▶ **WHAT TO PRODUCE**:
In the entries, find all lines that hold the word "text" and copy them.

▶ **ENTRIES**:
- - - - -
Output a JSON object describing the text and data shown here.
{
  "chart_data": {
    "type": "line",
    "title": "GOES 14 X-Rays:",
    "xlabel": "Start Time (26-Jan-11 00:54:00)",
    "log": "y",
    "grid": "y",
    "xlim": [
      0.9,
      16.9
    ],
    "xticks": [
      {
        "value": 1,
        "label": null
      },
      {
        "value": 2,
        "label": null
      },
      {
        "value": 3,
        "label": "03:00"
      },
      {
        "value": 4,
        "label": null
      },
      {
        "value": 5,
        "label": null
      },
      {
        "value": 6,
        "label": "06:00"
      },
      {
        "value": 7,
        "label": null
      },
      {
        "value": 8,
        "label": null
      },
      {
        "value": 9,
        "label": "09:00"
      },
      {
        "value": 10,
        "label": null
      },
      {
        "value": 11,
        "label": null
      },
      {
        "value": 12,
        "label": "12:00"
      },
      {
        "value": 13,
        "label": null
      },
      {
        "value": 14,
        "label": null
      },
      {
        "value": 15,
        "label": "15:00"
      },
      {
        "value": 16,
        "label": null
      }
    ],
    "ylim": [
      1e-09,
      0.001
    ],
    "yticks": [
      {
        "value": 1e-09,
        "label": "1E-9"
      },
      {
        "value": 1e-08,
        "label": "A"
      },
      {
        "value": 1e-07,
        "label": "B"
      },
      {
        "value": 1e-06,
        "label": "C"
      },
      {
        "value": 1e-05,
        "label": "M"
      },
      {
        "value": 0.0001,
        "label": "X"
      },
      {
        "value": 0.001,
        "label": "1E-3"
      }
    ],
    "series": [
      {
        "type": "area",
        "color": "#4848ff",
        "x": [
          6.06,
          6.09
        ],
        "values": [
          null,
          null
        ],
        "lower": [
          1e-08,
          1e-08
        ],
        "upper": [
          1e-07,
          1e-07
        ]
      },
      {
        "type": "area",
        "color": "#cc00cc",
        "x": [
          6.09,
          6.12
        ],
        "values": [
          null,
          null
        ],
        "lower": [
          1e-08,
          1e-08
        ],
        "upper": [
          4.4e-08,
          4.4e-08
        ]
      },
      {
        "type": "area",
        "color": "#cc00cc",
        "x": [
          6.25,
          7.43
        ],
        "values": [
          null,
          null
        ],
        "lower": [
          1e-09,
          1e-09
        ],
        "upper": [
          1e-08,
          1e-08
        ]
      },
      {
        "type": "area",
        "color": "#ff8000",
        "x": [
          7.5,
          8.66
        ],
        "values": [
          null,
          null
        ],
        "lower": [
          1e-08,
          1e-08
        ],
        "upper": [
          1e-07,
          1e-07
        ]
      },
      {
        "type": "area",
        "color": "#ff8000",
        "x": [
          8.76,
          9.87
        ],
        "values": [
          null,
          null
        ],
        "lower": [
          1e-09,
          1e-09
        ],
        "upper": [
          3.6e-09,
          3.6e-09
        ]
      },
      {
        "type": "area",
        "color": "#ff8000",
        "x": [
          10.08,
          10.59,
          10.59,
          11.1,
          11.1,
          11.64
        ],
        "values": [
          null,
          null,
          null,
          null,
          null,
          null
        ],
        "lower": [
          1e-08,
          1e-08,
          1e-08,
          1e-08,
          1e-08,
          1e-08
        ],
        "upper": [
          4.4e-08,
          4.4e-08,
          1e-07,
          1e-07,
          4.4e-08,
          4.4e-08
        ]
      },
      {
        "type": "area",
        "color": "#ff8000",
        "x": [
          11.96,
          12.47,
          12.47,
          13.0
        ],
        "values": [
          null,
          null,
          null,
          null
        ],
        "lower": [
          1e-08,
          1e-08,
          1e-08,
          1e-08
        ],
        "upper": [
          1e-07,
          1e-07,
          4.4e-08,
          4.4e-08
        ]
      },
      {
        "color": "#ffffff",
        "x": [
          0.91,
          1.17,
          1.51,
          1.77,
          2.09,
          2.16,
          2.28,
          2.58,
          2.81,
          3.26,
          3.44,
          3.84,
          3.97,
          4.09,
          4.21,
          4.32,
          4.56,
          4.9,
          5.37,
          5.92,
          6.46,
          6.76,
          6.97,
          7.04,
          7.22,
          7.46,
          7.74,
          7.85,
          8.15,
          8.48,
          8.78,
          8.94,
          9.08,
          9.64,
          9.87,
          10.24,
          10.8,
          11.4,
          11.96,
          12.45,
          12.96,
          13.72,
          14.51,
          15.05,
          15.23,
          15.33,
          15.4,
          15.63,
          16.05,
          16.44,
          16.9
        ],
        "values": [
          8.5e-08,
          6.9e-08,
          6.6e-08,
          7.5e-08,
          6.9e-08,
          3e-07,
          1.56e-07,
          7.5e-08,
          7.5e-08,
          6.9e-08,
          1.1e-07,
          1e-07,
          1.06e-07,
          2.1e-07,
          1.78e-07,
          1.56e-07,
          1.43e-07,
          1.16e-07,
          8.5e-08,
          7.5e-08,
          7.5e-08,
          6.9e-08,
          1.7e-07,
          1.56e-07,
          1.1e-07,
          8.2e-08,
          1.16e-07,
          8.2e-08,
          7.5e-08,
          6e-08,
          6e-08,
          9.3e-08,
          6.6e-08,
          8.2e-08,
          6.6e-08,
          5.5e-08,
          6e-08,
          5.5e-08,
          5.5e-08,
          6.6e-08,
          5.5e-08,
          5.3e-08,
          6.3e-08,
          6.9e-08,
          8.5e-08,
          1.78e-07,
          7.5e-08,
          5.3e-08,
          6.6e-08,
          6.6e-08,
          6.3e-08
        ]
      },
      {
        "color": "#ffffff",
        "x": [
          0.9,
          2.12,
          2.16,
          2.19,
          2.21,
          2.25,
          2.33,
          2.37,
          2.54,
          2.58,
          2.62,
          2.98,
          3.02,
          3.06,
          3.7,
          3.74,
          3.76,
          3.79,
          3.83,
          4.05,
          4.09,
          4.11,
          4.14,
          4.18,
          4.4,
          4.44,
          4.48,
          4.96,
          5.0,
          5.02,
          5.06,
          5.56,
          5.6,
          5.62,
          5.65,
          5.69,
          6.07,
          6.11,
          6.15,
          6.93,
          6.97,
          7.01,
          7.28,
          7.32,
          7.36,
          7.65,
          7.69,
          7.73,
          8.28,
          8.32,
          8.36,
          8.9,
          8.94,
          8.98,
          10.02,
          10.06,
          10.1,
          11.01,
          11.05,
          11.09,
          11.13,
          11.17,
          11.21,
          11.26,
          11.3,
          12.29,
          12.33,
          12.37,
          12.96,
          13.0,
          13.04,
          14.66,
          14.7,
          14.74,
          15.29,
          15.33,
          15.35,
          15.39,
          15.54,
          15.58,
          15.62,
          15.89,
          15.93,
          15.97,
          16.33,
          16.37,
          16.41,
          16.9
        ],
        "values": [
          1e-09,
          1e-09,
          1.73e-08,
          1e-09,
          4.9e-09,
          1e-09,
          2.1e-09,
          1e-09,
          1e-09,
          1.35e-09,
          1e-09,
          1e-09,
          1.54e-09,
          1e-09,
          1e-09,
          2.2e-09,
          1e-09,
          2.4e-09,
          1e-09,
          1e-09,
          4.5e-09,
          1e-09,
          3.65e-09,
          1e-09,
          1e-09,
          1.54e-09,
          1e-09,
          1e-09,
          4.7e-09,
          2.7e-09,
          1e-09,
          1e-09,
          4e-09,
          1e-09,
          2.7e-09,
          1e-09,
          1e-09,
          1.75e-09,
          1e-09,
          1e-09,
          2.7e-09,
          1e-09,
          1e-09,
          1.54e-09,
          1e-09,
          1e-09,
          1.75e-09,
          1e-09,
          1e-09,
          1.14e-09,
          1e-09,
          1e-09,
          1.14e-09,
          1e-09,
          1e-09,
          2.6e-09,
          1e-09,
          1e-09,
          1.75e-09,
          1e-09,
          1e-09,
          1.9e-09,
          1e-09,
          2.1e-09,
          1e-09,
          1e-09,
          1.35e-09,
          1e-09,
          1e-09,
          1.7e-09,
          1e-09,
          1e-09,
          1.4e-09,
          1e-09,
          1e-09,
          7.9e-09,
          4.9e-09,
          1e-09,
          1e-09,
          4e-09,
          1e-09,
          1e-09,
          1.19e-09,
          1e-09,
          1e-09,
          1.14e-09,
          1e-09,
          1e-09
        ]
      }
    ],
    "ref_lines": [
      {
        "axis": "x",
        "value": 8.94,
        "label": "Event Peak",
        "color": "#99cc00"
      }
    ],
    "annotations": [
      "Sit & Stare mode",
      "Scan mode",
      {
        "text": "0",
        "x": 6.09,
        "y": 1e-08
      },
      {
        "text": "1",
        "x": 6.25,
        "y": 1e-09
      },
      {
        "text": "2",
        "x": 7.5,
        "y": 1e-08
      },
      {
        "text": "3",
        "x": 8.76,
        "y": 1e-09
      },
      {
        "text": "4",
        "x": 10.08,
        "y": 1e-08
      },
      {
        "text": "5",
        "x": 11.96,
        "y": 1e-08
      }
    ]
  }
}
- - - - -
▶ **SOLUTION FOR THIS EXERCISE**:
Output a JSON object describing the text and data shown here.
        "text": "0",
        "text": "1",
        "text": "2",
        "text": "3",
        "text": "4",
        "text": "5",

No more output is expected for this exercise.